EXCERPTED RECORDS:
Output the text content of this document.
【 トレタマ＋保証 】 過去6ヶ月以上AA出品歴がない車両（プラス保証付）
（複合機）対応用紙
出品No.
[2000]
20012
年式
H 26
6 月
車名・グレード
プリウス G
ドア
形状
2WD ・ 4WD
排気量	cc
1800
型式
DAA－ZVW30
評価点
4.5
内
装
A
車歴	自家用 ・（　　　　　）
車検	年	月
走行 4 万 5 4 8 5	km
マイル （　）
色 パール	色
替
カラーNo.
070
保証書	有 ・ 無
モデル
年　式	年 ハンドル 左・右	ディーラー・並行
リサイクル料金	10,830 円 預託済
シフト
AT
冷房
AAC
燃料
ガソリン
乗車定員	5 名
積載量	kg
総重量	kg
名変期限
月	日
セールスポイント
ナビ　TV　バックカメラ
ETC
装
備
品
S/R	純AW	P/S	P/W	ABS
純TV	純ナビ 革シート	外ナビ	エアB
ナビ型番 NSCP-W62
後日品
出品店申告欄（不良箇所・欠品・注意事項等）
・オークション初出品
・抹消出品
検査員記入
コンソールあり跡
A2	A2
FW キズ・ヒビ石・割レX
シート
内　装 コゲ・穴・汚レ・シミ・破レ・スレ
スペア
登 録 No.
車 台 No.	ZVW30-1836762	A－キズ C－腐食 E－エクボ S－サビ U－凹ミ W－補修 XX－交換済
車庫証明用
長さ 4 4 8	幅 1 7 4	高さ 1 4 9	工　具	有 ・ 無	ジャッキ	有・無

PROBLEM REQUIREMENTS:
Write out the full set of records exactly as given.

SOLUTION FOR THIS EXERCISE:
Output the text content of this document.
【 トレタマ＋保証 】 過去6ヶ月以上AA出品歴がない車両（プラス保証付）
（複合機）対応用紙
出品No.
[2000]
20012
年式
H 26
6 月
車名・グレード
プリウス G
ドア
形状
2WD ・ 4WD
排気量	cc
1800
型式
DAA－ZVW30
評価点
4.5
内
装
A
車歴	自家用 ・（　　　　　）
車検	年	月
走行 4 万 5 4 8 5	km
マイル （　）
色 パール	色
替
カラーNo.
070
保証書	有 ・ 無
モデル
年　式	年 ハンドル 左・右	ディーラー・並行
リサイクル料金	10,830 円 預託済
シフト
AT
冷房
AAC
燃料
ガソリン
乗車定員	5 名
積載量	kg
総重量	kg
名変期限
月	日
セールスポイント
ナビ　TV　バックカメラ
ETC
装
備
品
S/R	純AW	P/S	P/W	ABS
純TV	純ナビ 革シート	外ナビ	エアB
ナビ型番 NSCP-W62
後日品
出品店申告欄（不良箇所・欠品・注意事項等）
・オークション初出品
・抹消出品
検査員記入
コンソールあり跡
A2	A2
FW キズ・ヒビ石・割レX
シート
内　装 コゲ・穴・汚レ・シミ・破レ・スレ
スペア
登 録 No.
車 台 No.	ZVW30-1836762	A－キズ C－腐食 E－エクボ S－サビ U－凹ミ W－補修 XX－交換済
車庫証明用
長さ 4 4 8	幅 1 7 4	高さ 1 4 9	工　具	有 ・ 無	ジャッキ	有・無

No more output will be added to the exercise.